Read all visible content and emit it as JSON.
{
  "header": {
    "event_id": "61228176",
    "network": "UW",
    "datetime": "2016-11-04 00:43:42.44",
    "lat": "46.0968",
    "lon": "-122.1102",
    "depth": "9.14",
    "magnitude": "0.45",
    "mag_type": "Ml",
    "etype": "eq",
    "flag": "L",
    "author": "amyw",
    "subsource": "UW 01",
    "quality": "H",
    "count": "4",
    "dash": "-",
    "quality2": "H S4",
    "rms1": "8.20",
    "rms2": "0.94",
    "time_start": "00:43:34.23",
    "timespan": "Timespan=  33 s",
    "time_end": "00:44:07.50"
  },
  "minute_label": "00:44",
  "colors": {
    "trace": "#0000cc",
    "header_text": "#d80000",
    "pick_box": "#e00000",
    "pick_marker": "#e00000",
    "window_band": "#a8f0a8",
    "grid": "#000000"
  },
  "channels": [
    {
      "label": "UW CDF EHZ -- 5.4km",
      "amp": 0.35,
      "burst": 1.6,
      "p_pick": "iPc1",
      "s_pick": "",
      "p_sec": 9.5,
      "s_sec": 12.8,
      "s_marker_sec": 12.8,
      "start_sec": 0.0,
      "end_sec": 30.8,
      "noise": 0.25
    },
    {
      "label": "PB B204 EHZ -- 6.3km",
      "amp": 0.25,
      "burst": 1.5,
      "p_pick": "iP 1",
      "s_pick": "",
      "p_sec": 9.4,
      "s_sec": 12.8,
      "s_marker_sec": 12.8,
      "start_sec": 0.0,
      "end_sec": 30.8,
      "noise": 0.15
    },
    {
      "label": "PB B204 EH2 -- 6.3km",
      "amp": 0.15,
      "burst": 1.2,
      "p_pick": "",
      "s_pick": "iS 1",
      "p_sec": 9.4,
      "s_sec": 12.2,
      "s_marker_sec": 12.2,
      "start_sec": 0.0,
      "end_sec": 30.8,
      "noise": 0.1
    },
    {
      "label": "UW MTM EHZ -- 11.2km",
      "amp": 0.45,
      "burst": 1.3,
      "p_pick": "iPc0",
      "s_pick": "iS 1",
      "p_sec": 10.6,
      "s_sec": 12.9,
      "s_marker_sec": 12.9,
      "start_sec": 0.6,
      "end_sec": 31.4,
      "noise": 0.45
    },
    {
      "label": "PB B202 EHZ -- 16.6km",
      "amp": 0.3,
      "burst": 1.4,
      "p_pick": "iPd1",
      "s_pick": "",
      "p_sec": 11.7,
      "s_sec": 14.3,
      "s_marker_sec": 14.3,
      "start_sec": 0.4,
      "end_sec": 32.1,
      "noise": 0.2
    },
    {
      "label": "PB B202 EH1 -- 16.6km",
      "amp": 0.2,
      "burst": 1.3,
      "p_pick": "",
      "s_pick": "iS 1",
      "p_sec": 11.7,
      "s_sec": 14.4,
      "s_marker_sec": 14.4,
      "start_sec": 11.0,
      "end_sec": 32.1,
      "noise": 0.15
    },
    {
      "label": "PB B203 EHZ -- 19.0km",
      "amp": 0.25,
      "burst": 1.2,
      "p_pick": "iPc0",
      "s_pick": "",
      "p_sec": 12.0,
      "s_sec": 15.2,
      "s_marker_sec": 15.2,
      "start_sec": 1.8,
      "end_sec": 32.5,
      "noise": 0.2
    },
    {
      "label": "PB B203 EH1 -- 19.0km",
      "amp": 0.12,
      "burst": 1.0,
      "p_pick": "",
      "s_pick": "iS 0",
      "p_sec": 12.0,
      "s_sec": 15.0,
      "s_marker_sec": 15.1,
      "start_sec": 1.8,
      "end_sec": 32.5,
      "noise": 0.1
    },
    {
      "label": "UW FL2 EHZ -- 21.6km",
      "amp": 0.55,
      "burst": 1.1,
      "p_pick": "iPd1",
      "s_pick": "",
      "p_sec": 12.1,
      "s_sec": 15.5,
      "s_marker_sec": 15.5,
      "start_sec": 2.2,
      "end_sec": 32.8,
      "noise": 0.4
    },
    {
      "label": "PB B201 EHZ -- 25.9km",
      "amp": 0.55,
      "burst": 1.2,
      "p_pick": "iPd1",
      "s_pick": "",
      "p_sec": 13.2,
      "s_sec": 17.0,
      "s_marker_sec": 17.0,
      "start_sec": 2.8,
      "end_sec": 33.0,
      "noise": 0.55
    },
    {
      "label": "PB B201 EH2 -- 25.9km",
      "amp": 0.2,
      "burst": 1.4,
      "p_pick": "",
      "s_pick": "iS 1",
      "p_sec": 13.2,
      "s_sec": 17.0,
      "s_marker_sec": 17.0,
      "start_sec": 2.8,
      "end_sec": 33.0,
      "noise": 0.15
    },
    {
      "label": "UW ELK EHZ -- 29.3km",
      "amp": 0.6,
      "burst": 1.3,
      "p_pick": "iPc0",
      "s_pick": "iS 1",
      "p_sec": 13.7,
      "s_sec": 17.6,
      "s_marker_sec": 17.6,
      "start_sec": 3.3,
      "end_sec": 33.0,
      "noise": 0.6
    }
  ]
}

•••

From the preceding material, extract every line exactly.

Read all visible content and emit it as JSON.
{
  "header": {
    "event_id": "61228176",
    "network": "UW",
    "datetime": "2016-11-04 00:43:42.44",
    "lat": "46.0968",
    "lon": "-122.1102",
    "depth": "9.14",
    "magnitude": "0.45",
    "mag_type": "Ml",
    "etype": "eq",
    "flag": "L",
    "author": "amyw",
    "subsource": "UW 01",
    "quality": "H",
    "count": "4",
    "dash": "-",
    "quality2": "H S4",
    "rms1": "8.20",
    "rms2": "0.94",
    "time_start": "00:43:34.23",
    "timespan": "Timespan=  33 s",
    "time_end": "00:44:07.50"
  },
  "minute_label": "00:44",
  "colors": {
    "trace": "#0000cc",
    "header_text": "#d80000",
    "pick_box": "#e00000",
    "pick_marker": "#e00000",
    "window_band": "#a8f0a8",
    "grid": "#000000"
  },
  "channels": [
    {
      "label": "UW CDF EHZ -- 5.4km",
      "amp": 0.35,
      "burst": 1.6,
      "p_pick": "iPc1",
      "s_pick": "",
      "p_sec": 9.5,
      "s_sec": 12.8,
      "s_marker_sec": 12.8,
      "start_sec": 0.0,
      "end_sec": 30.8,
      "noise": 0.25
    },
    {
      "label": "PB B204 EHZ -- 6.3km",
      "amp": 0.25,
      "burst": 1.5,
      "p_pick": "iP 1",
      "s_pick": "",
      "p_sec": 9.4,
      "s_sec": 12.8,
      "s_marker_sec": 12.8,
      "start_sec": 0.0,
      "end_sec": 30.8,
      "noise": 0.15
    },
    {
      "label": "PB B204 EH2 -- 6.3km",
      "amp": 0.15,
      "burst": 1.2,
      "p_pick": "",
      "s_pick": "iS 1",
      "p_sec": 9.4,
      "s_sec": 12.2,
      "s_marker_sec": 12.2,
      "start_sec": 0.0,
      "end_sec": 30.8,
      "noise": 0.1
    },
    {
      "label": "UW MTM EHZ -- 11.2km",
      "amp": 0.45,
      "burst": 1.3,
      "p_pick": "iPc0",
      "s_pick": "iS 1",
      "p_sec": 10.6,
      "s_sec": 12.9,
      "s_marker_sec": 12.9,
      "start_sec": 0.6,
      "end_sec": 31.4,
      "noise": 0.45
    },
    {
      "label": "PB B202 EHZ -- 16.6km",
      "amp": 0.3,
      "burst": 1.4,
      "p_pick": "iPd1",
      "s_pick": "",
      "p_sec": 11.7,
      "s_sec": 14.3,
      "s_marker_sec": 14.3,
      "start_sec": 0.4,
      "end_sec": 32.1,
      "noise": 0.2
    },
    {
      "label": "PB B202 EH1 -- 16.6km",
      "amp": 0.2,
      "burst": 1.3,
      "p_pick": "",
      "s_pick": "iS 1",
      "p_sec": 11.7,
      "s_sec": 14.4,
      "s_marker_sec": 14.4,
      "start_sec": 11.0,
      "end_sec": 32.1,
      "noise": 0.15
    },
    {
      "label": "PB B203 EHZ -- 19.0km",
      "amp": 0.25,
      "burst": 1.2,
      "p_pick": "iPc0",
      "s_pick": "",
      "p_sec": 12.0,
      "s_sec": 15.2,
      "s_marker_sec": 15.2,
      "start_sec": 1.8,
      "end_sec": 32.5,
      "noise": 0.2
    },
    {
      "label": "PB B203 EH1 -- 19.0km",
      "amp": 0.12,
      "burst": 1.0,
      "p_pick": "",
      "s_pick": "iS 0",
      "p_sec": 12.0,
      "s_sec": 15.0,
      "s_marker_sec": 15.1,
      "start_sec": 1.8,
      "end_sec": 32.5,
      "noise": 0.1
    },
    {
      "label": "UW FL2 EHZ -- 21.6km",
      "amp": 0.55,
      "burst": 1.1,
      "p_pick": "iPd1",
      "s_pick": "",
      "p_sec": 12.1,
      "s_sec": 15.5,
      "s_marker_sec": 15.5,
      "start_sec": 2.2,
      "end_sec": 32.8,
      "noise": 0.4
    },
    {
      "label": "PB B201 EHZ -- 25.9km",
      "amp": 0.55,
      "burst": 1.2,
      "p_pick": "iPd1",
      "s_pick": "",
      "p_sec": 13.2,
      "s_sec": 17.0,
      "s_marker_sec": 17.0,
      "start_sec": 2.8,
      "end_sec": 33.0,
      "noise": 0.55
    },
    {
      "label": "PB B201 EH2 -- 25.9km",
      "amp": 0.2,
      "burst": 1.4,
      "p_pick": "",
      "s_pick": "iS 1",
      "p_sec": 13.2,
      "s_sec": 17.0,
      "s_marker_sec": 17.0,
      "start_sec": 2.8,
      "end_sec": 33.0,
      "noise": 0.15
    },
    {
      "label": "UW ELK EHZ -- 29.3km",
      "amp": 0.6,
      "burst": 1.3,
      "p_pick": "iPc0",
      "s_pick": "iS 1",
      "p_sec": 13.7,
      "s_sec": 17.6,
      "s_marker_sec": 17.6,
      "start_sec": 3.3,
      "end_sec": 33.0,
      "noise": 0.6
    }
  ]
}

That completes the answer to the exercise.